### [Problem statement]
Copy every record word for word.

### [Rows from a figure dataset]

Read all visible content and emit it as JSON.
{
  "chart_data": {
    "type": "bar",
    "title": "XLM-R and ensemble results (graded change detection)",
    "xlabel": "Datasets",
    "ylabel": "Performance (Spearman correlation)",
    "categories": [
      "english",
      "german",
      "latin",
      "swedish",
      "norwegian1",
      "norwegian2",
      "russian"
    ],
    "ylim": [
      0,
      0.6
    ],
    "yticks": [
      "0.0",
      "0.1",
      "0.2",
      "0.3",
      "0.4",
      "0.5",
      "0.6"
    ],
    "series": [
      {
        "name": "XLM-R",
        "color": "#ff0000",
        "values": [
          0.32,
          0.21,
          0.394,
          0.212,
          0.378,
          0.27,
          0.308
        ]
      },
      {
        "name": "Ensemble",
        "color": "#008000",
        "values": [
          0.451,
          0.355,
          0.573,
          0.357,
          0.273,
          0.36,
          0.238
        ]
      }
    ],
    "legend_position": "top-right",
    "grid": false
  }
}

### [Worked solution]
Read all visible content and emit it as JSON.
{
  "chart_data": {
    "type": "bar",
    "title": "XLM-R and ensemble results (graded change detection)",
    "xlabel": "Datasets",
    "ylabel": "Performance (Spearman correlation)",
    "categories": [
      "english",
      "german",
      "latin",
      "swedish",
      "norwegian1",
      "norwegian2",
      "russian"
    ],
    "ylim": [
      0,
      0.6
    ],
    "yticks": [
      "0.0",
      "0.1",
      "0.2",
      "0.3",
      "0.4",
      "0.5",
      "0.6"
    ],
    "series": [
      {
        "name": "XLM-R",
        "color": "#ff0000",
        "values": [
          0.32,
          0.21,
          0.394,
          0.212,
          0.378,
          0.27,
          0.308
        ]
      },
      {
        "name": "Ensemble",
        "color": "#008000",
        "values": [
          0.451,
          0.355,
          0.573,
          0.357,
          0.273,
          0.36,
          0.238
        ]
      }
    ],
    "legend_position": "top-right",
    "grid": false
  }
}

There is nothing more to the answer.